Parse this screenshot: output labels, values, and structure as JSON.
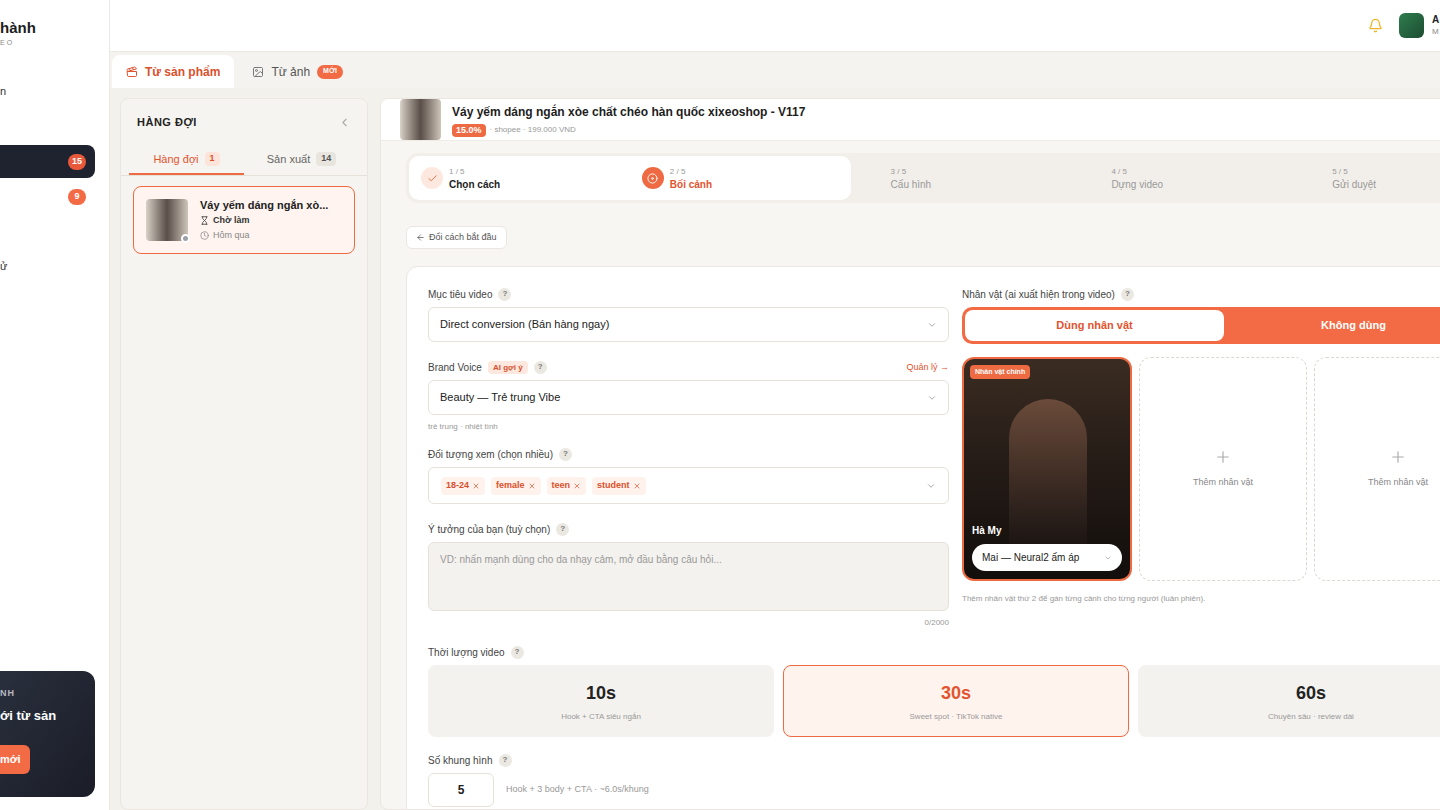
{
  "sidebar": {
    "brand": "hành",
    "brand_sub": "EO",
    "items": [
      {
        "label": "n",
        "badge": "",
        "selected": false
      },
      {
        "label": "",
        "badge": "",
        "selected": false
      },
      {
        "label": "",
        "badge": "15",
        "selected": true
      },
      {
        "label": "",
        "badge": "9",
        "selected": false
      },
      {
        "label": "",
        "badge": "",
        "selected": false
      },
      {
        "label": "ử",
        "badge": "",
        "selected": false
      }
    ],
    "promo": {
      "title": "NH",
      "text": "ới từ sản",
      "button": "mới"
    }
  },
  "header": {
    "user_name": "A",
    "user_sub": "M"
  },
  "source_tabs": [
    {
      "label": "Từ sản phẩm",
      "badge": "",
      "selected": true
    },
    {
      "label": "Từ ảnh",
      "badge": "MỚI",
      "selected": false
    }
  ],
  "queue": {
    "title": "HÀNG ĐỢI",
    "tabs": [
      {
        "label": "Hàng đợi",
        "count": "1",
        "selected": true
      },
      {
        "label": "Sản xuất",
        "count": "14",
        "selected": false
      }
    ],
    "items": [
      {
        "title": "Váy yếm dáng ngắn xò...",
        "status": "Chờ làm",
        "time": "Hôm qua",
        "selected": true
      }
    ]
  },
  "product": {
    "title": "Váy yếm dáng ngắn xòe chất chéo hàn quốc xixeoshop - V117",
    "commission": "15.0%",
    "meta": "· shopee · 199.000 VND"
  },
  "steps": [
    {
      "index": "1 / 5",
      "label": "Chọn cách",
      "done": true,
      "selected": false
    },
    {
      "index": "2 / 5",
      "label": "Bối cảnh",
      "done": false,
      "selected": true
    },
    {
      "index": "3 / 5",
      "label": "Cấu hình",
      "done": false,
      "selected": false
    },
    {
      "index": "4 / 5",
      "label": "Dựng video",
      "done": false,
      "selected": false
    },
    {
      "index": "5 / 5",
      "label": "Gửi duyệt",
      "done": false,
      "selected": false
    }
  ],
  "back_button": "Đổi cách bắt đầu",
  "help": "?",
  "form": {
    "goal": {
      "label": "Mục tiêu video",
      "value": "Direct conversion (Bán hàng ngay)"
    },
    "brand_voice": {
      "label": "Brand Voice",
      "badge": "AI gợi ý",
      "action": "Quản lý →",
      "value": "Beauty — Trẻ trung Vibe",
      "hint": "trẻ trung · nhiệt tình"
    },
    "audience": {
      "label": "Đối tượng xem (chọn nhiều)",
      "tags": [
        "18-24",
        "female",
        "teen",
        "student"
      ]
    },
    "idea": {
      "label": "Ý tưởng của bạn (tuỳ chọn)",
      "placeholder": "VD: nhấn mạnh dùng cho da nhạy cảm, mở đầu bằng câu hỏi...",
      "counter": "0/2000"
    },
    "characters": {
      "label": "Nhân vật (ai xuất hiện trong video)",
      "modes": [
        {
          "label": "Dùng nhân vật",
          "selected": true
        },
        {
          "label": "Không dùng",
          "selected": false
        }
      ],
      "cards": [
        {
          "kind": "character",
          "badge": "Nhân vật chính",
          "name": "Hà My",
          "voice": "Mai — Neural2 ấm áp"
        },
        {
          "kind": "add",
          "label": "Thêm nhân vật"
        },
        {
          "kind": "add",
          "label": "Thêm nhân vật"
        }
      ],
      "hint": "Thêm nhân vật thứ 2 để gán từng cảnh cho từng người (luân phiên)."
    },
    "duration": {
      "label": "Thời lượng video",
      "options": [
        {
          "value": "10s",
          "desc": "Hook + CTA siêu ngắn",
          "selected": false
        },
        {
          "value": "30s",
          "desc": "Sweet spot · TikTok native",
          "selected": true
        },
        {
          "value": "60s",
          "desc": "Chuyên sâu · review dài",
          "selected": false
        }
      ]
    },
    "frames": {
      "label": "Số khung hình",
      "value": "5",
      "hint": "Hook + 3 body + CTA · ~6.0s/khung"
    }
  }
}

━━━━

■ **Exercise prompt**: Copy out every line of the material above exactly, skipping the pictures.

■ **Full response**:
Parse this screenshot: output labels, values, and structure as JSON.
{
  "sidebar": {
    "brand": "hành",
    "brand_sub": "EO",
    "items": [
      {
        "label": "n",
        "badge": "",
        "selected": false
      },
      {
        "label": "",
        "badge": "",
        "selected": false
      },
      {
        "label": "",
        "badge": "15",
        "selected": true
      },
      {
        "label": "",
        "badge": "9",
        "selected": false
      },
      {
        "label": "",
        "badge": "",
        "selected": false
      },
      {
        "label": "ử",
        "badge": "",
        "selected": false
      }
    ],
    "promo": {
      "title": "NH",
      "text": "ới từ sản",
      "button": "mới"
    }
  },
  "header": {
    "user_name": "A",
    "user_sub": "M"
  },
  "source_tabs": [
    {
      "label": "Từ sản phẩm",
      "badge": "",
      "selected": true
    },
    {
      "label": "Từ ảnh",
      "badge": "MỚI",
      "selected": false
    }
  ],
  "queue": {
    "title": "HÀNG ĐỢI",
    "tabs": [
      {
        "label": "Hàng đợi",
        "count": "1",
        "selected": true
      },
      {
        "label": "Sản xuất",
        "count": "14",
        "selected": false
      }
    ],
    "items": [
      {
        "title": "Váy yếm dáng ngắn xò...",
        "status": "Chờ làm",
        "time": "Hôm qua",
        "selected": true
      }
    ]
  },
  "product": {
    "title": "Váy yếm dáng ngắn xòe chất chéo hàn quốc xixeoshop - V117",
    "commission": "15.0%",
    "meta": "· shopee · 199.000 VND"
  },
  "steps": [
    {
      "index": "1 / 5",
      "label": "Chọn cách",
      "done": true,
      "selected": false
    },
    {
      "index": "2 / 5",
      "label": "Bối cảnh",
      "done": false,
      "selected": true
    },
    {
      "index": "3 / 5",
      "label": "Cấu hình",
      "done": false,
      "selected": false
    },
    {
      "index": "4 / 5",
      "label": "Dựng video",
      "done": false,
      "selected": false
    },
    {
      "index": "5 / 5",
      "label": "Gửi duyệt",
      "done": false,
      "selected": false
    }
  ],
  "back_button": "Đổi cách bắt đầu",
  "help": "?",
  "form": {
    "goal": {
      "label": "Mục tiêu video",
      "value": "Direct conversion (Bán hàng ngay)"
    },
    "brand_voice": {
      "label": "Brand Voice",
      "badge": "AI gợi ý",
      "action": "Quản lý →",
      "value": "Beauty — Trẻ trung Vibe",
      "hint": "trẻ trung · nhiệt tình"
    },
    "audience": {
      "label": "Đối tượng xem (chọn nhiều)",
      "tags": [
        "18-24",
        "female",
        "teen",
        "student"
      ]
    },
    "idea": {
      "label": "Ý tưởng của bạn (tuỳ chọn)",
      "placeholder": "VD: nhấn mạnh dùng cho da nhạy cảm, mở đầu bằng câu hỏi...",
      "counter": "0/2000"
    },
    "characters": {
      "label": "Nhân vật (ai xuất hiện trong video)",
      "modes": [
        {
          "label": "Dùng nhân vật",
          "selected": true
        },
        {
          "label": "Không dùng",
          "selected": false
        }
      ],
      "cards": [
        {
          "kind": "character",
          "badge": "Nhân vật chính",
          "name": "Hà My",
          "voice": "Mai — Neural2 ấm áp"
        },
        {
          "kind": "add",
          "label": "Thêm nhân vật"
        },
        {
          "kind": "add",
          "label": "Thêm nhân vật"
        }
      ],
      "hint": "Thêm nhân vật thứ 2 để gán từng cảnh cho từng người (luân phiên)."
    },
    "duration": {
      "label": "Thời lượng video",
      "options": [
        {
          "value": "10s",
          "desc": "Hook + CTA siêu ngắn",
          "selected": false
        },
        {
          "value": "30s",
          "desc": "Sweet spot · TikTok native",
          "selected": true
        },
        {
          "value": "60s",
          "desc": "Chuyên sâu · review dài",
          "selected": false
        }
      ]
    },
    "frames": {
      "label": "Số khung hình",
      "value": "5",
      "hint": "Hook + 3 body + CTA · ~6.0s/khung"
    }
  }
}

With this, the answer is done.